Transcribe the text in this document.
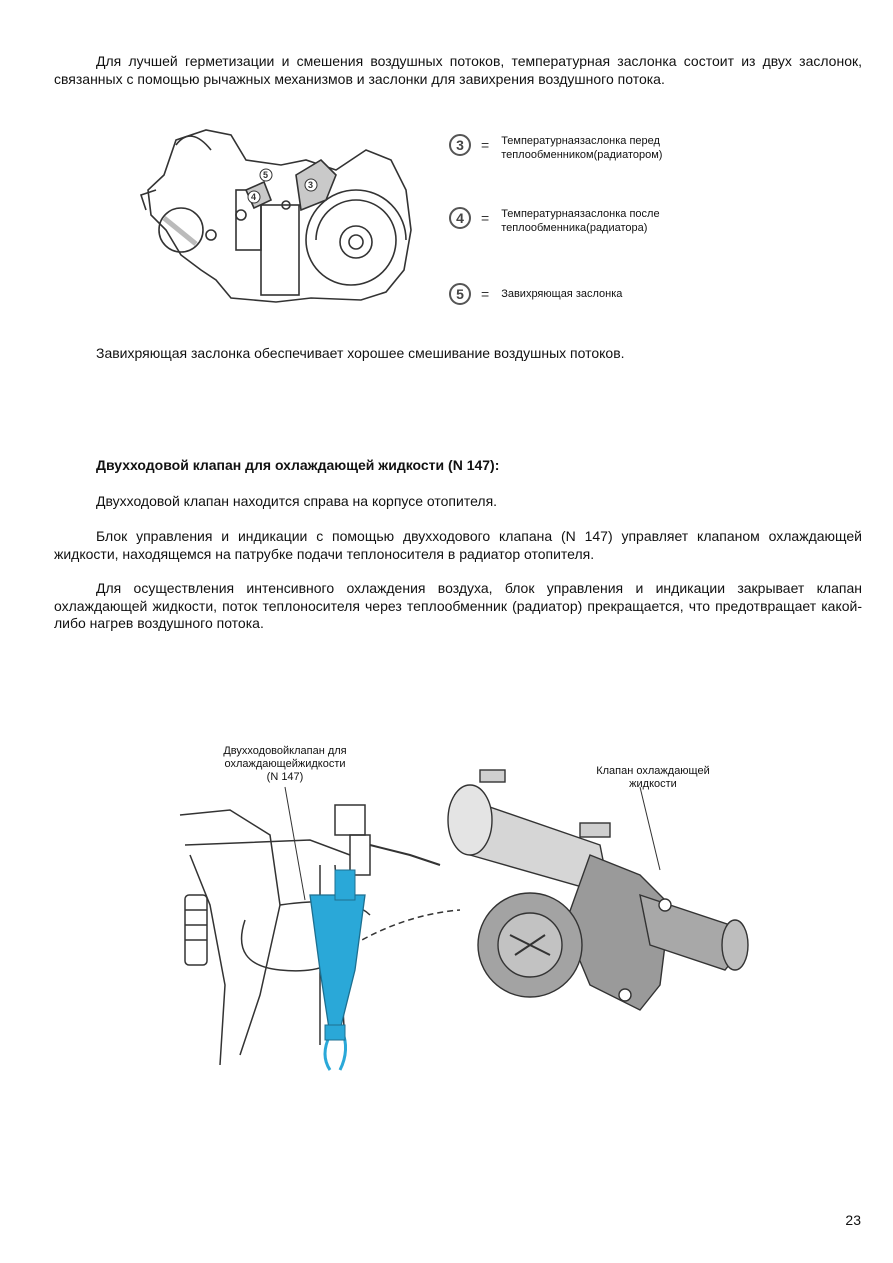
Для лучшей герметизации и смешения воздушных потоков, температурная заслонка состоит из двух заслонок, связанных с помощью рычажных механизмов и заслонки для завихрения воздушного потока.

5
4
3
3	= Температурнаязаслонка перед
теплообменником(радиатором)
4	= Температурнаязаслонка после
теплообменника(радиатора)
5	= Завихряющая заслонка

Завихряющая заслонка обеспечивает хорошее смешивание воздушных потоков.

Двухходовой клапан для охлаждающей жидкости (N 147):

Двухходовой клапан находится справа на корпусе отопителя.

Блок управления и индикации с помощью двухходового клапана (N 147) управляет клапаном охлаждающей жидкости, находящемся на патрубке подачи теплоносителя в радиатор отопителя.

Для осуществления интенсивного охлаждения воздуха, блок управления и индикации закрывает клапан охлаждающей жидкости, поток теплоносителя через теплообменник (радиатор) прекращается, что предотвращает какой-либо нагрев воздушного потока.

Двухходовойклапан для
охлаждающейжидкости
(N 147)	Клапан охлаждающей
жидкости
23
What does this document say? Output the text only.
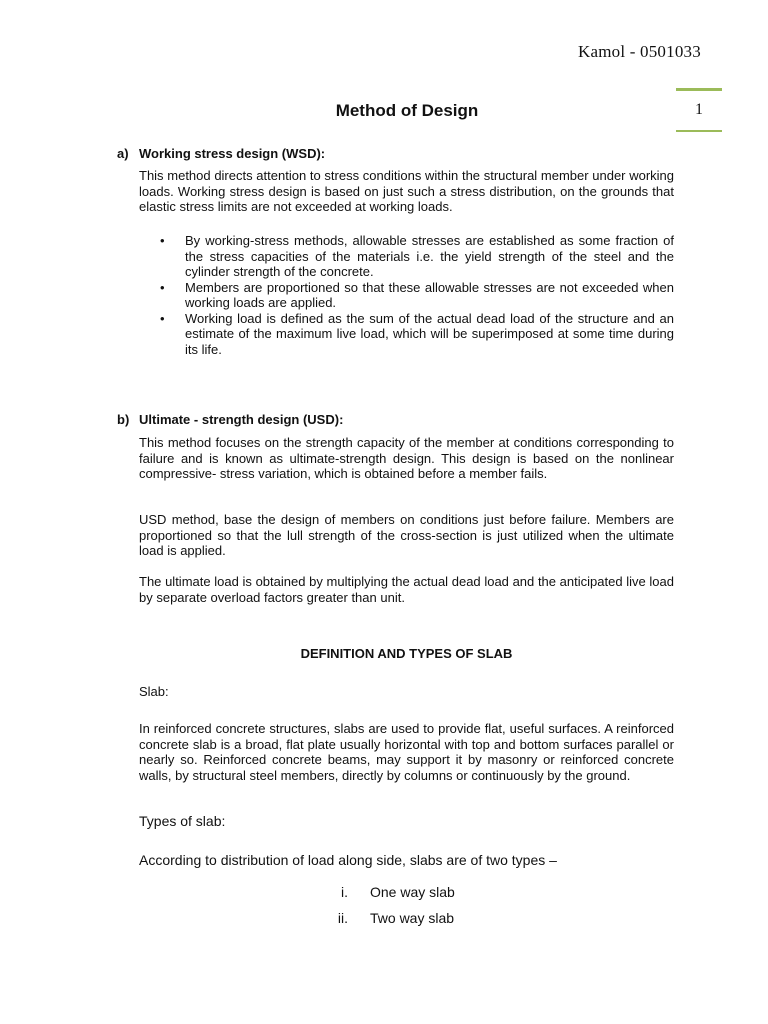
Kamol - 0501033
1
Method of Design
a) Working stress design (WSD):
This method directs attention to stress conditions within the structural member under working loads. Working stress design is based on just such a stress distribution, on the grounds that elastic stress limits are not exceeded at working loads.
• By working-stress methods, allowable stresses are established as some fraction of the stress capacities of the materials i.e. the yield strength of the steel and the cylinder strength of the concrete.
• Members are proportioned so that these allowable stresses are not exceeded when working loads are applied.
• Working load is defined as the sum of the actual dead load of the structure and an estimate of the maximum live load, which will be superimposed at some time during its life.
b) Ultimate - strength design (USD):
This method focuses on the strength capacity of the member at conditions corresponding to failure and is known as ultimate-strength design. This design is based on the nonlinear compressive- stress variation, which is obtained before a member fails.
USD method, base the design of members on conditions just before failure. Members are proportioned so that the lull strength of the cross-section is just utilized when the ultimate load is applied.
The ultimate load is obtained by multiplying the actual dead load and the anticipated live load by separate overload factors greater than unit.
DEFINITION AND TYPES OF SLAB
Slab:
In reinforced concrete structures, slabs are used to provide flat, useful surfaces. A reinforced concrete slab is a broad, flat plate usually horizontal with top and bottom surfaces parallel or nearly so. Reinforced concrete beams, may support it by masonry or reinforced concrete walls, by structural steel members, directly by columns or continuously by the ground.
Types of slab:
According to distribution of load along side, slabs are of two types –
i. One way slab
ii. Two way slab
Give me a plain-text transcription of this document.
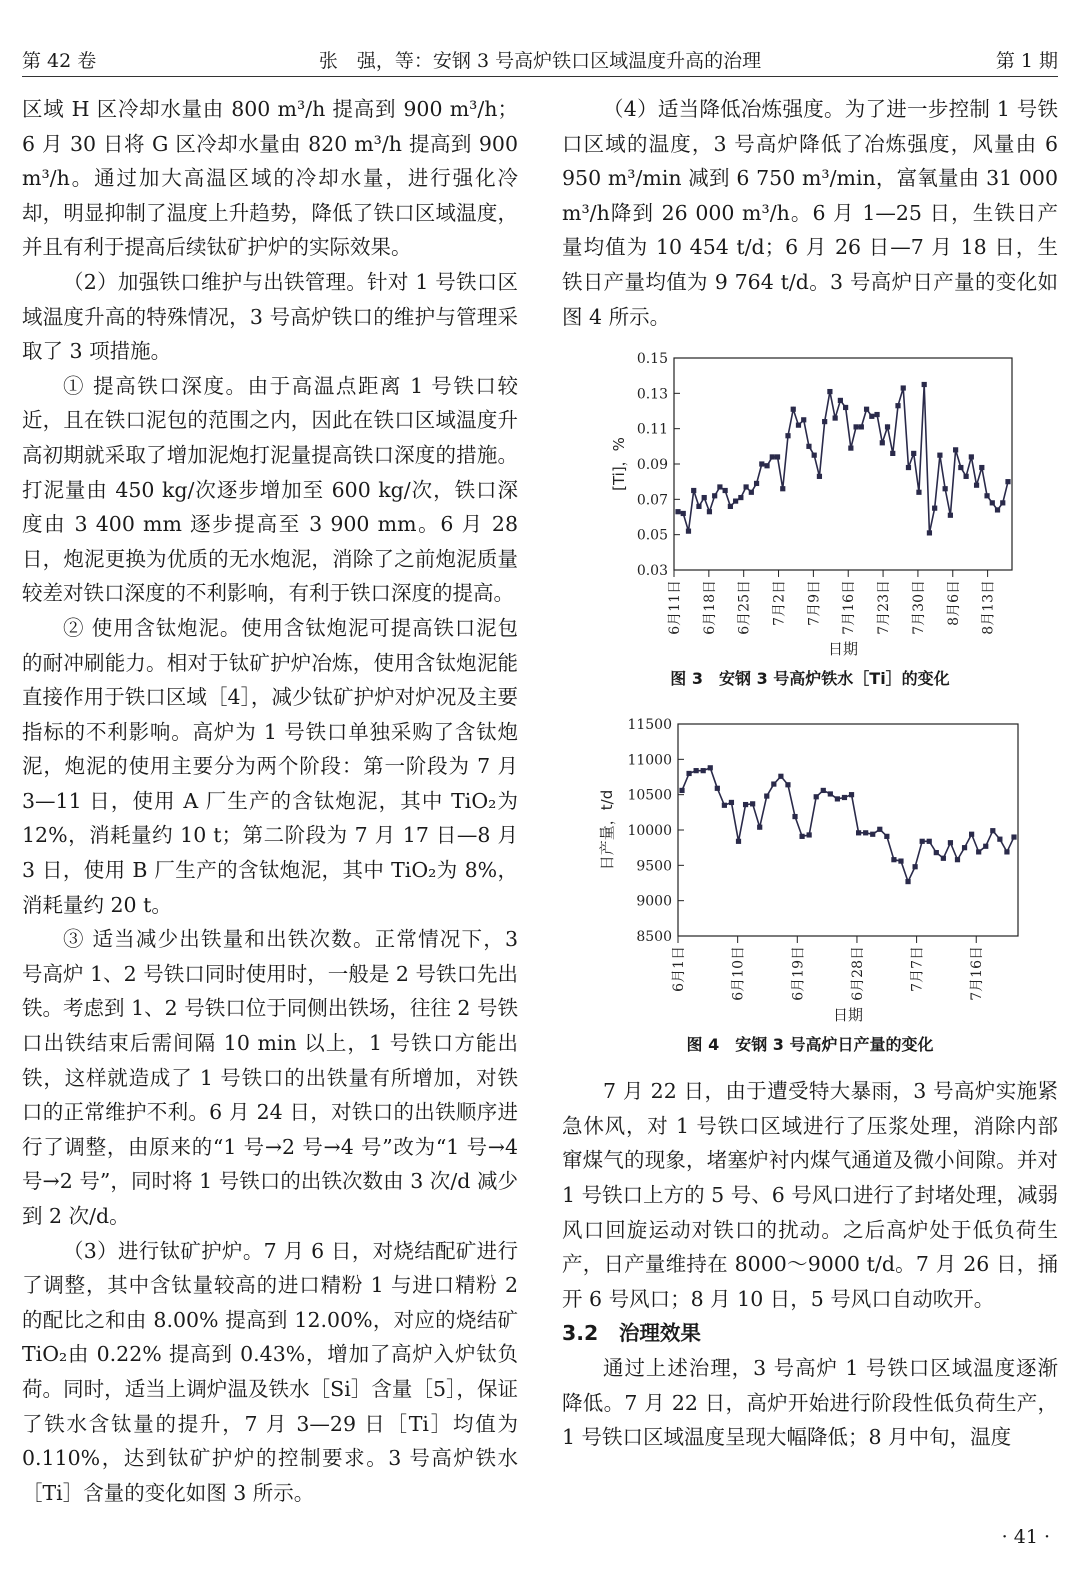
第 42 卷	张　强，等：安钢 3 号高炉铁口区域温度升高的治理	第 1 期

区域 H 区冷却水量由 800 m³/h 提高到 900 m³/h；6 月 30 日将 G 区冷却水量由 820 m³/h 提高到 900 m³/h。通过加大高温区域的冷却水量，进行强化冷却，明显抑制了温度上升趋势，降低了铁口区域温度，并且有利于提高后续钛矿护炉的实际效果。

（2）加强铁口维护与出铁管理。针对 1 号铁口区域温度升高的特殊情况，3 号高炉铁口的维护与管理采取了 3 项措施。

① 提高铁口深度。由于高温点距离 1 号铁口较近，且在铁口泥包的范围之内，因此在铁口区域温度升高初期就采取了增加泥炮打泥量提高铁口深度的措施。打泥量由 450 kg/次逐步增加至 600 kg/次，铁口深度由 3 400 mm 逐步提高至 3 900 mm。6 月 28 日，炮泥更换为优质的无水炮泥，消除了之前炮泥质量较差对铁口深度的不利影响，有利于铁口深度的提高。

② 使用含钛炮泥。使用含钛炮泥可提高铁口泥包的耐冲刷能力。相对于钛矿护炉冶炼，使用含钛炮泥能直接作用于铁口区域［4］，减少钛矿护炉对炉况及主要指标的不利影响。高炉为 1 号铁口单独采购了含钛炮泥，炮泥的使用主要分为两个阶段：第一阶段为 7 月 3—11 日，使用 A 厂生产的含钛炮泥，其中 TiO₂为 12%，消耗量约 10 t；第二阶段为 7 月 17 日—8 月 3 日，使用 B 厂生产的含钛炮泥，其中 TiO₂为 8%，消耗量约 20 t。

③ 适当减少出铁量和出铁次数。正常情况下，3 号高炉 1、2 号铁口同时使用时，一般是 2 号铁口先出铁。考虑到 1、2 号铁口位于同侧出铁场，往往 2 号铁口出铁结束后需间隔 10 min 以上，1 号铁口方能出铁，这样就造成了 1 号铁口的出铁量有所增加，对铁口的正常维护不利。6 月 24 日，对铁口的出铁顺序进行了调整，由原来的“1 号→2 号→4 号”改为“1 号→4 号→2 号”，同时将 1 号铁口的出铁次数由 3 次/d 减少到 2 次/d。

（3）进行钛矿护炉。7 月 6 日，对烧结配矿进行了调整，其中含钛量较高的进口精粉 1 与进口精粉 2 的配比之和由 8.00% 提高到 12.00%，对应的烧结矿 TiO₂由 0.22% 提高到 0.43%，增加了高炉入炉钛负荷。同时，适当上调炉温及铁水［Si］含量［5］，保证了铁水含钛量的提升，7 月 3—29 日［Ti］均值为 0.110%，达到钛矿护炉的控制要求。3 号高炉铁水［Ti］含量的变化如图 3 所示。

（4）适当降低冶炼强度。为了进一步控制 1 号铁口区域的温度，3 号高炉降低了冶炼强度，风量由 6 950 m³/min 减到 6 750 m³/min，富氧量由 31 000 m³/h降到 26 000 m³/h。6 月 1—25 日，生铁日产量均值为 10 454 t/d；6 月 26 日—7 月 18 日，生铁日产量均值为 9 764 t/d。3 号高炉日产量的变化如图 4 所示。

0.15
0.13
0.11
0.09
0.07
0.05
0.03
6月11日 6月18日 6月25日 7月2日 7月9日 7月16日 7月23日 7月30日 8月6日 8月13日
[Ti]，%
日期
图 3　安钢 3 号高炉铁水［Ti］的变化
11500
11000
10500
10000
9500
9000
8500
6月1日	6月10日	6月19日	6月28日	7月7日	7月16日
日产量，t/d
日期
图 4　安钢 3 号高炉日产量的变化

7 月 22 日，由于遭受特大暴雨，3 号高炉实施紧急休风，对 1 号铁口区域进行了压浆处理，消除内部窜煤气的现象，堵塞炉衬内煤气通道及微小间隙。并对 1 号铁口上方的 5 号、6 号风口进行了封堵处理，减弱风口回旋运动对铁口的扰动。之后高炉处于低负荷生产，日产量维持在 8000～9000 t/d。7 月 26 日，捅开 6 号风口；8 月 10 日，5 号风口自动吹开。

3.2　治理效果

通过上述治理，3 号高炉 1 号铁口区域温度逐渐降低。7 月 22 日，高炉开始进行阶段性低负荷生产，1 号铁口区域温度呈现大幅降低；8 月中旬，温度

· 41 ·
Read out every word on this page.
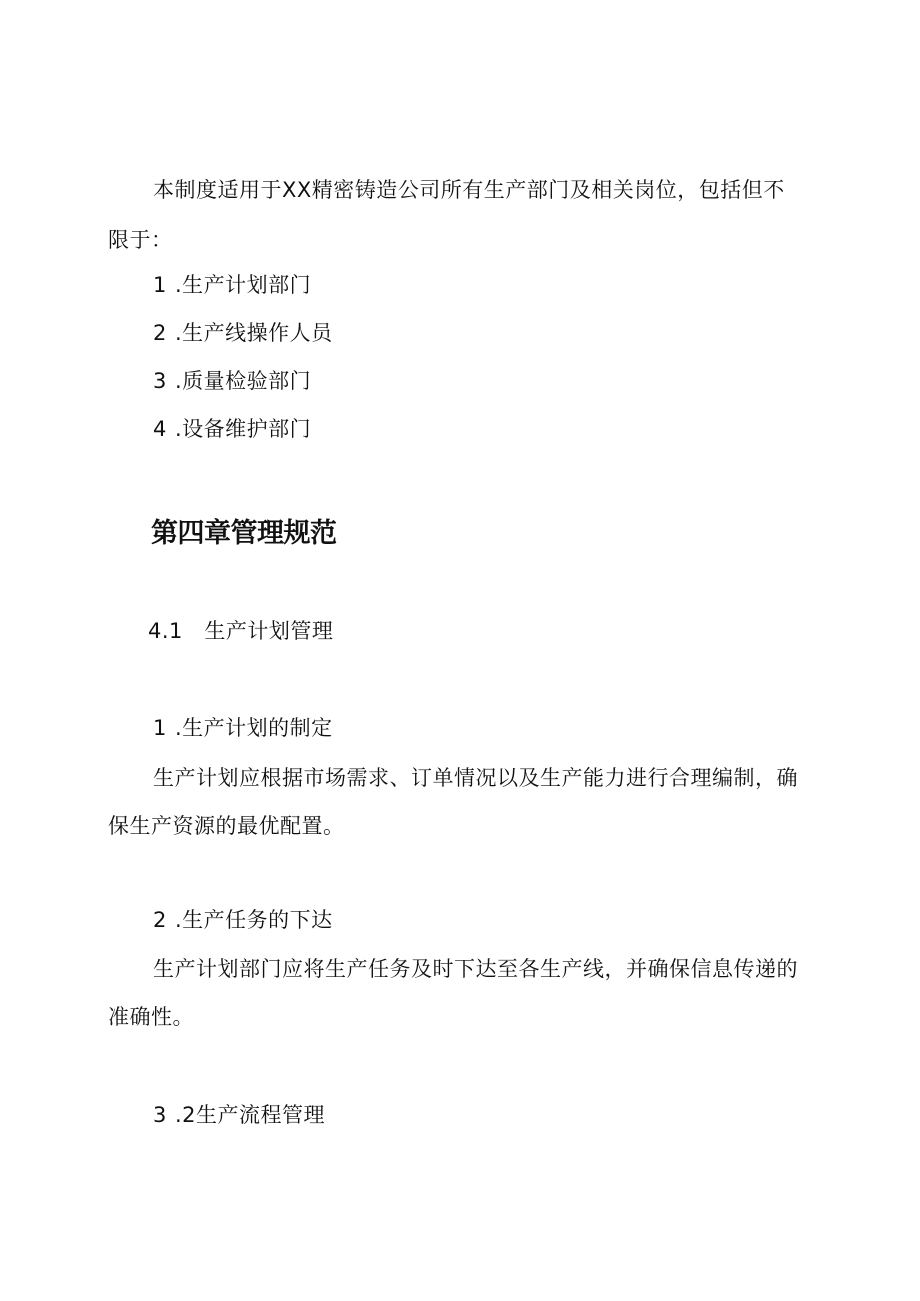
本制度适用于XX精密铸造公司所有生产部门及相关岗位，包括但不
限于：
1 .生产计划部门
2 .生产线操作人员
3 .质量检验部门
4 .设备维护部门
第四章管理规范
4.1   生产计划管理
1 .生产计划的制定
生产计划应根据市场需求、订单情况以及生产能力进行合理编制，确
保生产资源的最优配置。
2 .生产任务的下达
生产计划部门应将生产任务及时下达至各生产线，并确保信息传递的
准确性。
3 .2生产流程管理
————————
**EXERCISE INSTRUCTIONS**:
Gather each line in these records that contains the string "号高炉铁水".

**TASK RESULT**:
（3）进行钛矿护炉。7 月 6 日，对烧结配矿进行了调整，其中含钛量较高的进口精粉 1 与进口精粉 2 的配比之和由 8.00% 提高到 12.00%，对应的烧结矿 TiO₂由 0.22% 提高到 0.43%，增加了高炉入炉钛负荷。同时，适当上调炉温及铁水［Si］含量［5］，保证了铁水含钛量的提升，7 月 3—29 日［Ti］均值为 0.110%，达到钛矿护炉的控制要求。3 号高炉铁水［Ti］含量的变化如图 3 所示。
图 3　安钢 3 号高炉铁水［Ti］的变化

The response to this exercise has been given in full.